[Dataset records on visual material]

- - - - -

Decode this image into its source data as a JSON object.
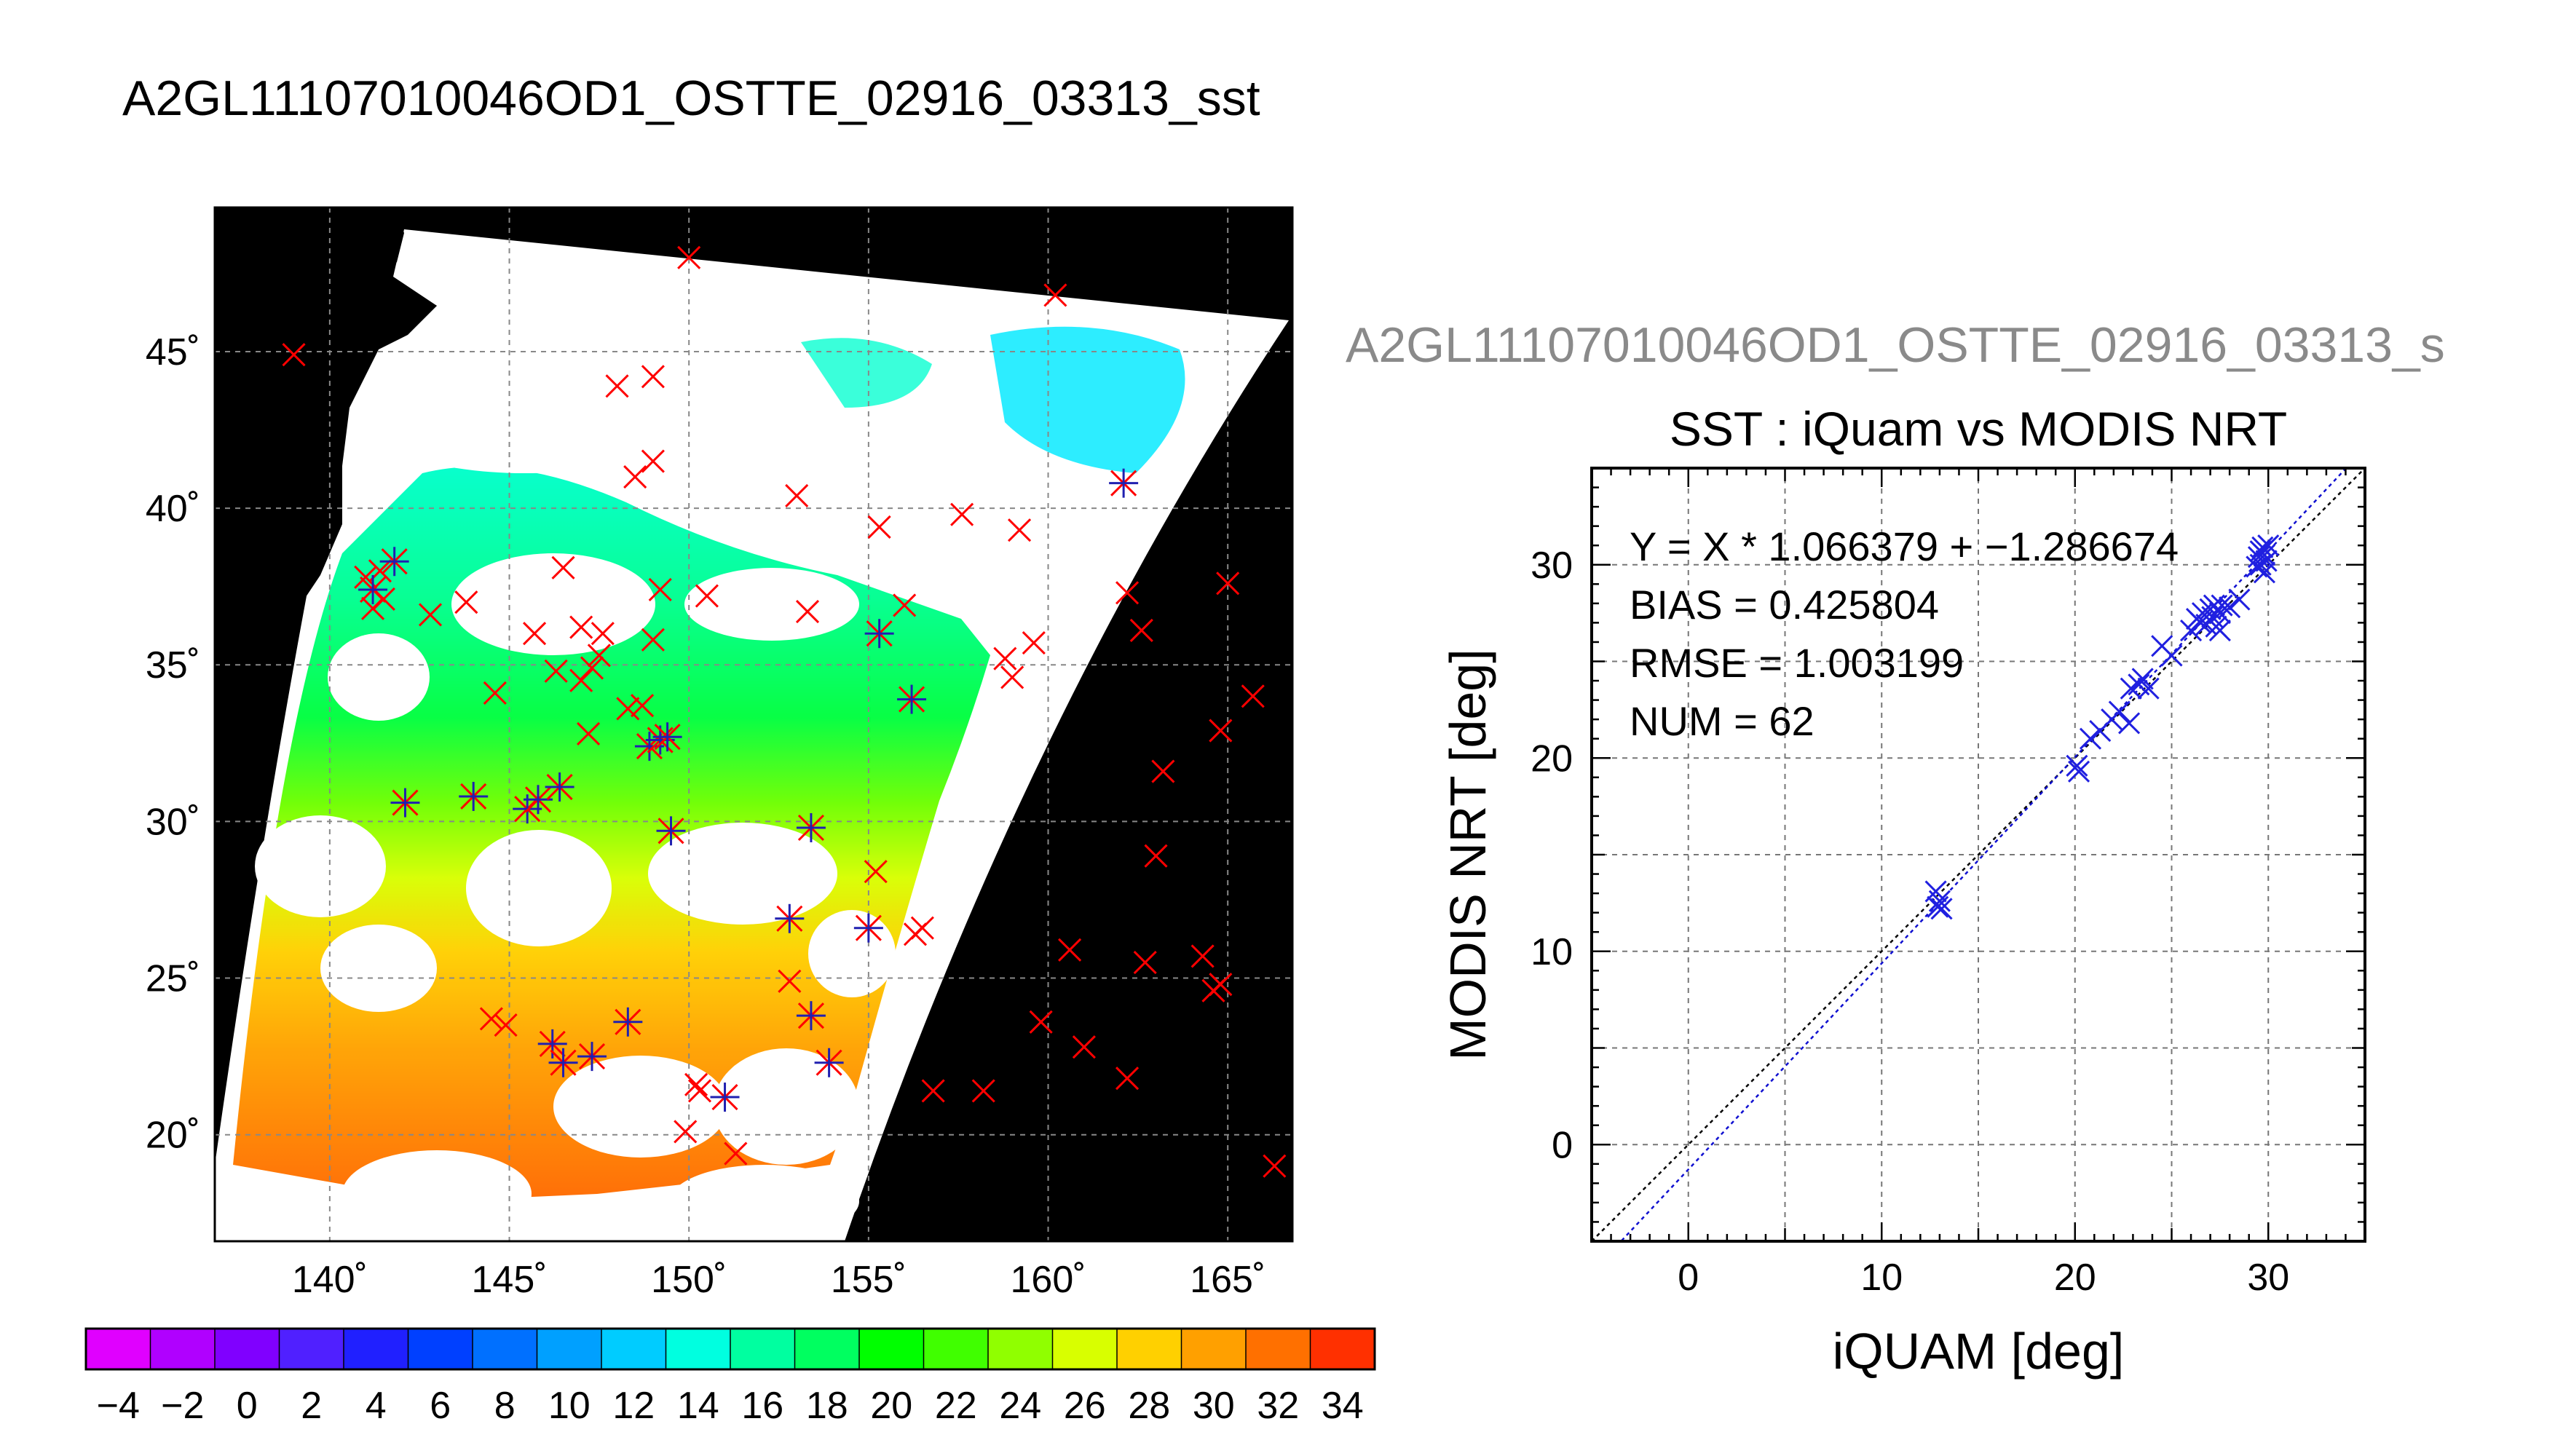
{
  "main_title": "A2GL11107010046OD1_OSTTE_02916_03313_sst",
  "chart_data": [
    {
      "type": "heatmap",
      "title": "",
      "x_ticks": [
        140,
        145,
        150,
        155,
        160,
        165
      ],
      "y_ticks": [
        20,
        25,
        30,
        35,
        40,
        45
      ],
      "x_tick_labels": [
        "140˚",
        "145˚",
        "150˚",
        "155˚",
        "160˚",
        "165˚"
      ],
      "y_tick_labels": [
        "20˚",
        "25˚",
        "30˚",
        "35˚",
        "40˚",
        "45˚"
      ],
      "xlim": [
        136.8,
        166.8
      ],
      "ylim": [
        16.6,
        49.6
      ],
      "grid": true,
      "background": "#000000",
      "colorbar": {
        "vmin": -5,
        "vmax": 35,
        "tick_labels": [
          "−4",
          "−2",
          "0",
          "2",
          "4",
          "6",
          "8",
          "10",
          "12",
          "14",
          "16",
          "18",
          "20",
          "22",
          "24",
          "26",
          "28",
          "30",
          "32",
          "34"
        ],
        "colors": [
          "#e000ff",
          "#b000ff",
          "#8000ff",
          "#5020ff",
          "#2020ff",
          "#0040ff",
          "#0070ff",
          "#00a0ff",
          "#00ccff",
          "#00ffe0",
          "#00ffa0",
          "#00ff60",
          "#00ff00",
          "#40ff00",
          "#90ff00",
          "#d8ff00",
          "#ffd000",
          "#ffa000",
          "#ff7000",
          "#ff3000"
        ]
      },
      "red_x_markers": [
        [
          139.0,
          44.9
        ],
        [
          150.0,
          48.0
        ],
        [
          160.2,
          46.8
        ],
        [
          148.0,
          43.9
        ],
        [
          149.0,
          44.2
        ],
        [
          148.5,
          41.0
        ],
        [
          149.0,
          41.5
        ],
        [
          153.0,
          40.4
        ],
        [
          155.3,
          39.4
        ],
        [
          157.6,
          39.8
        ],
        [
          159.2,
          39.3
        ],
        [
          146.5,
          38.1
        ],
        [
          149.2,
          37.4
        ],
        [
          150.5,
          37.2
        ],
        [
          141.0,
          37.8
        ],
        [
          141.4,
          38.0
        ],
        [
          141.5,
          37.1
        ],
        [
          141.2,
          36.8
        ],
        [
          142.8,
          36.6
        ],
        [
          143.8,
          37.0
        ],
        [
          145.7,
          36.0
        ],
        [
          147.0,
          36.2
        ],
        [
          147.6,
          36.0
        ],
        [
          149.0,
          35.8
        ],
        [
          153.3,
          36.7
        ],
        [
          156.0,
          36.9
        ],
        [
          158.8,
          35.2
        ],
        [
          159.6,
          35.7
        ],
        [
          162.2,
          37.3
        ],
        [
          162.6,
          36.1
        ],
        [
          165.0,
          37.6
        ],
        [
          144.6,
          34.1
        ],
        [
          146.3,
          34.8
        ],
        [
          147.0,
          34.5
        ],
        [
          147.3,
          34.9
        ],
        [
          147.5,
          35.3
        ],
        [
          148.3,
          33.6
        ],
        [
          148.7,
          33.7
        ],
        [
          147.2,
          32.8
        ],
        [
          159.0,
          34.6
        ],
        [
          164.8,
          32.9
        ],
        [
          165.7,
          34.0
        ],
        [
          163.2,
          31.6
        ],
        [
          163.0,
          28.9
        ],
        [
          155.2,
          28.4
        ],
        [
          156.3,
          26.4
        ],
        [
          156.5,
          26.6
        ],
        [
          152.8,
          24.9
        ],
        [
          160.6,
          25.9
        ],
        [
          162.7,
          25.5
        ],
        [
          164.3,
          25.7
        ],
        [
          164.6,
          24.6
        ],
        [
          164.8,
          24.8
        ],
        [
          159.8,
          23.6
        ],
        [
          161.0,
          22.8
        ],
        [
          162.2,
          21.8
        ],
        [
          156.8,
          21.4
        ],
        [
          158.2,
          21.4
        ],
        [
          150.3,
          21.4
        ],
        [
          149.9,
          20.1
        ],
        [
          151.3,
          19.4
        ],
        [
          166.3,
          19.0
        ],
        [
          144.5,
          23.7
        ],
        [
          144.9,
          23.5
        ],
        [
          150.2,
          21.6
        ]
      ],
      "matched_markers": [
        [
          141.8,
          38.3
        ],
        [
          141.2,
          37.4
        ],
        [
          142.1,
          30.6
        ],
        [
          144.0,
          30.8
        ],
        [
          145.5,
          30.4
        ],
        [
          145.8,
          30.7
        ],
        [
          146.4,
          31.1
        ],
        [
          148.9,
          32.4
        ],
        [
          149.2,
          32.6
        ],
        [
          149.4,
          32.7
        ],
        [
          149.5,
          29.7
        ],
        [
          153.4,
          29.8
        ],
        [
          152.8,
          26.9
        ],
        [
          155.0,
          26.6
        ],
        [
          155.3,
          36.0
        ],
        [
          156.2,
          33.9
        ],
        [
          146.2,
          22.9
        ],
        [
          146.5,
          22.3
        ],
        [
          147.3,
          22.5
        ],
        [
          148.3,
          23.6
        ],
        [
          151.0,
          21.2
        ],
        [
          153.4,
          23.8
        ],
        [
          153.9,
          22.3
        ],
        [
          162.1,
          40.8
        ]
      ]
    },
    {
      "type": "scatter",
      "header_text": "A2GL11107010046OD1_OSTTE_02916_03313_s",
      "title": "SST : iQuam vs MODIS NRT",
      "xlabel": "iQUAM [deg]",
      "ylabel": "MODIS NRT [deg]",
      "xlim": [
        -5,
        35
      ],
      "ylim": [
        -5,
        35
      ],
      "x_ticks": [
        0,
        10,
        20,
        30
      ],
      "y_ticks": [
        0,
        10,
        20,
        30
      ],
      "grid": true,
      "stats": [
        "Y = X * 1.066379 + −1.286674",
        "BIAS = 0.425804",
        "RMSE = 1.003199",
        "NUM = 62"
      ],
      "fit": {
        "slope": 1.066379,
        "intercept": -1.286674
      },
      "points": [
        [
          12.8,
          13.1
        ],
        [
          12.9,
          12.3
        ],
        [
          13.0,
          12.6
        ],
        [
          13.1,
          12.2
        ],
        [
          20.1,
          19.6
        ],
        [
          20.2,
          19.3
        ],
        [
          20.8,
          21.0
        ],
        [
          21.3,
          21.4
        ],
        [
          21.9,
          22.0
        ],
        [
          22.3,
          22.4
        ],
        [
          22.8,
          21.8
        ],
        [
          22.9,
          23.6
        ],
        [
          23.3,
          23.8
        ],
        [
          23.5,
          24.1
        ],
        [
          23.8,
          23.6
        ],
        [
          24.5,
          25.8
        ],
        [
          25.0,
          25.3
        ],
        [
          26.0,
          26.6
        ],
        [
          26.3,
          27.2
        ],
        [
          26.5,
          27.0
        ],
        [
          26.6,
          27.5
        ],
        [
          26.8,
          26.9
        ],
        [
          27.0,
          27.7
        ],
        [
          27.1,
          27.3
        ],
        [
          27.2,
          27.9
        ],
        [
          27.3,
          26.8
        ],
        [
          27.5,
          26.6
        ],
        [
          27.5,
          27.5
        ],
        [
          27.6,
          27.9
        ],
        [
          28.0,
          27.8
        ],
        [
          28.5,
          28.2
        ],
        [
          29.4,
          29.9
        ],
        [
          29.5,
          30.4
        ],
        [
          29.6,
          30.0
        ],
        [
          29.7,
          30.9
        ],
        [
          29.8,
          30.5
        ],
        [
          29.9,
          30.2
        ],
        [
          30.0,
          31.0
        ],
        [
          29.8,
          29.6
        ],
        [
          29.6,
          30.7
        ]
      ]
    }
  ]
}
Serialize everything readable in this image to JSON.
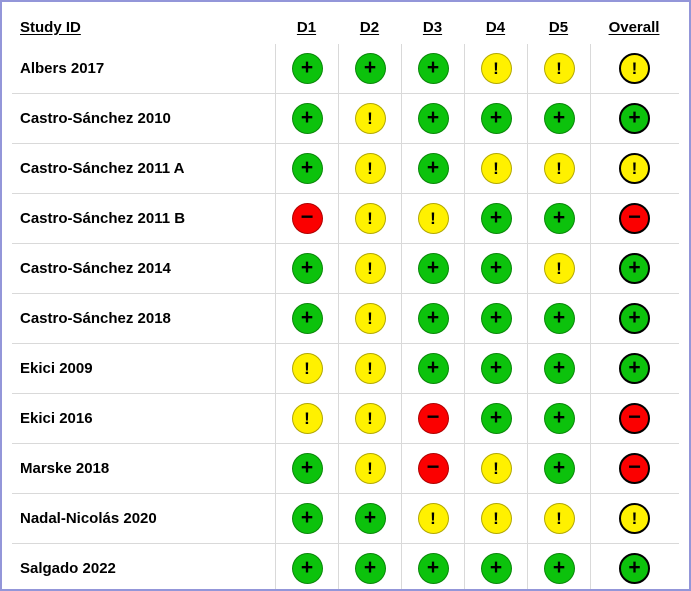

- - - - -

Transcribe the listing in full. Omit the pictures and keep every line exact.

▶ **SOLUTION**
Decode this image into its source data as a JSON object.
{
  "main_title": "A2GL11107010046OD1_OSTTE_02916_03313_sst",
  "chart_data": [
    {
      "type": "heatmap",
      "title": "",
      "x_ticks": [
        140,
        145,
        150,
        155,
        160,
        165
      ],
      "y_ticks": [
        20,
        25,
        30,
        35,
        40,
        45
      ],
      "x_tick_labels": [
        "140˚",
        "145˚",
        "150˚",
        "155˚",
        "160˚",
        "165˚"
      ],
      "y_tick_labels": [
        "20˚",
        "25˚",
        "30˚",
        "35˚",
        "40˚",
        "45˚"
      ],
      "xlim": [
        136.8,
        166.8
      ],
      "ylim": [
        16.6,
        49.6
      ],
      "grid": true,
      "background": "#000000",
      "colorbar": {
        "vmin": -5,
        "vmax": 35,
        "tick_labels": [
          "−4",
          "−2",
          "0",
          "2",
          "4",
          "6",
          "8",
          "10",
          "12",
          "14",
          "16",
          "18",
          "20",
          "22",
          "24",
          "26",
          "28",
          "30",
          "32",
          "34"
        ],
        "colors": [
          "#e000ff",
          "#b000ff",
          "#8000ff",
          "#5020ff",
          "#2020ff",
          "#0040ff",
          "#0070ff",
          "#00a0ff",
          "#00ccff",
          "#00ffe0",
          "#00ffa0",
          "#00ff60",
          "#00ff00",
          "#40ff00",
          "#90ff00",
          "#d8ff00",
          "#ffd000",
          "#ffa000",
          "#ff7000",
          "#ff3000"
        ]
      },
      "red_x_markers": [
        [
          139.0,
          44.9
        ],
        [
          150.0,
          48.0
        ],
        [
          160.2,
          46.8
        ],
        [
          148.0,
          43.9
        ],
        [
          149.0,
          44.2
        ],
        [
          148.5,
          41.0
        ],
        [
          149.0,
          41.5
        ],
        [
          153.0,
          40.4
        ],
        [
          155.3,
          39.4
        ],
        [
          157.6,
          39.8
        ],
        [
          159.2,
          39.3
        ],
        [
          146.5,
          38.1
        ],
        [
          149.2,
          37.4
        ],
        [
          150.5,
          37.2
        ],
        [
          141.0,
          37.8
        ],
        [
          141.4,
          38.0
        ],
        [
          141.5,
          37.1
        ],
        [
          141.2,
          36.8
        ],
        [
          142.8,
          36.6
        ],
        [
          143.8,
          37.0
        ],
        [
          145.7,
          36.0
        ],
        [
          147.0,
          36.2
        ],
        [
          147.6,
          36.0
        ],
        [
          149.0,
          35.8
        ],
        [
          153.3,
          36.7
        ],
        [
          156.0,
          36.9
        ],
        [
          158.8,
          35.2
        ],
        [
          159.6,
          35.7
        ],
        [
          162.2,
          37.3
        ],
        [
          162.6,
          36.1
        ],
        [
          165.0,
          37.6
        ],
        [
          144.6,
          34.1
        ],
        [
          146.3,
          34.8
        ],
        [
          147.0,
          34.5
        ],
        [
          147.3,
          34.9
        ],
        [
          147.5,
          35.3
        ],
        [
          148.3,
          33.6
        ],
        [
          148.7,
          33.7
        ],
        [
          147.2,
          32.8
        ],
        [
          159.0,
          34.6
        ],
        [
          164.8,
          32.9
        ],
        [
          165.7,
          34.0
        ],
        [
          163.2,
          31.6
        ],
        [
          163.0,
          28.9
        ],
        [
          155.2,
          28.4
        ],
        [
          156.3,
          26.4
        ],
        [
          156.5,
          26.6
        ],
        [
          152.8,
          24.9
        ],
        [
          160.6,
          25.9
        ],
        [
          162.7,
          25.5
        ],
        [
          164.3,
          25.7
        ],
        [
          164.6,
          24.6
        ],
        [
          164.8,
          24.8
        ],
        [
          159.8,
          23.6
        ],
        [
          161.0,
          22.8
        ],
        [
          162.2,
          21.8
        ],
        [
          156.8,
          21.4
        ],
        [
          158.2,
          21.4
        ],
        [
          150.3,
          21.4
        ],
        [
          149.9,
          20.1
        ],
        [
          151.3,
          19.4
        ],
        [
          166.3,
          19.0
        ],
        [
          144.5,
          23.7
        ],
        [
          144.9,
          23.5
        ],
        [
          150.2,
          21.6
        ]
      ],
      "matched_markers": [
        [
          141.8,
          38.3
        ],
        [
          141.2,
          37.4
        ],
        [
          142.1,
          30.6
        ],
        [
          144.0,
          30.8
        ],
        [
          145.5,
          30.4
        ],
        [
          145.8,
          30.7
        ],
        [
          146.4,
          31.1
        ],
        [
          148.9,
          32.4
        ],
        [
          149.2,
          32.6
        ],
        [
          149.4,
          32.7
        ],
        [
          149.5,
          29.7
        ],
        [
          153.4,
          29.8
        ],
        [
          152.8,
          26.9
        ],
        [
          155.0,
          26.6
        ],
        [
          155.3,
          36.0
        ],
        [
          156.2,
          33.9
        ],
        [
          146.2,
          22.9
        ],
        [
          146.5,
          22.3
        ],
        [
          147.3,
          22.5
        ],
        [
          148.3,
          23.6
        ],
        [
          151.0,
          21.2
        ],
        [
          153.4,
          23.8
        ],
        [
          153.9,
          22.3
        ],
        [
          162.1,
          40.8
        ]
      ]
    },
    {
      "type": "scatter",
      "header_text": "A2GL11107010046OD1_OSTTE_02916_03313_s",
      "title": "SST : iQuam vs MODIS NRT",
      "xlabel": "iQUAM [deg]",
      "ylabel": "MODIS NRT [deg]",
      "xlim": [
        -5,
        35
      ],
      "ylim": [
        -5,
        35
      ],
      "x_ticks": [
        0,
        10,
        20,
        30
      ],
      "y_ticks": [
        0,
        10,
        20,
        30
      ],
      "grid": true,
      "stats": [
        "Y = X * 1.066379 + −1.286674",
        "BIAS = 0.425804",
        "RMSE = 1.003199",
        "NUM = 62"
      ],
      "fit": {
        "slope": 1.066379,
        "intercept": -1.286674
      },
      "points": [
        [
          12.8,
          13.1
        ],
        [
          12.9,
          12.3
        ],
        [
          13.0,
          12.6
        ],
        [
          13.1,
          12.2
        ],
        [
          20.1,
          19.6
        ],
        [
          20.2,
          19.3
        ],
        [
          20.8,
          21.0
        ],
        [
          21.3,
          21.4
        ],
        [
          21.9,
          22.0
        ],
        [
          22.3,
          22.4
        ],
        [
          22.8,
          21.8
        ],
        [
          22.9,
          23.6
        ],
        [
          23.3,
          23.8
        ],
        [
          23.5,
          24.1
        ],
        [
          23.8,
          23.6
        ],
        [
          24.5,
          25.8
        ],
        [
          25.0,
          25.3
        ],
        [
          26.0,
          26.6
        ],
        [
          26.3,
          27.2
        ],
        [
          26.5,
          27.0
        ],
        [
          26.6,
          27.5
        ],
        [
          26.8,
          26.9
        ],
        [
          27.0,
          27.7
        ],
        [
          27.1,
          27.3
        ],
        [
          27.2,
          27.9
        ],
        [
          27.3,
          26.8
        ],
        [
          27.5,
          26.6
        ],
        [
          27.5,
          27.5
        ],
        [
          27.6,
          27.9
        ],
        [
          28.0,
          27.8
        ],
        [
          28.5,
          28.2
        ],
        [
          29.4,
          29.9
        ],
        [
          29.5,
          30.4
        ],
        [
          29.6,
          30.0
        ],
        [
          29.7,
          30.9
        ],
        [
          29.8,
          30.5
        ],
        [
          29.9,
          30.2
        ],
        [
          30.0,
          31.0
        ],
        [
          29.8,
          29.6
        ],
        [
          29.6,
          30.7
        ]
      ]
    }
  ]
}
Serialize everything readable in this image to JSON.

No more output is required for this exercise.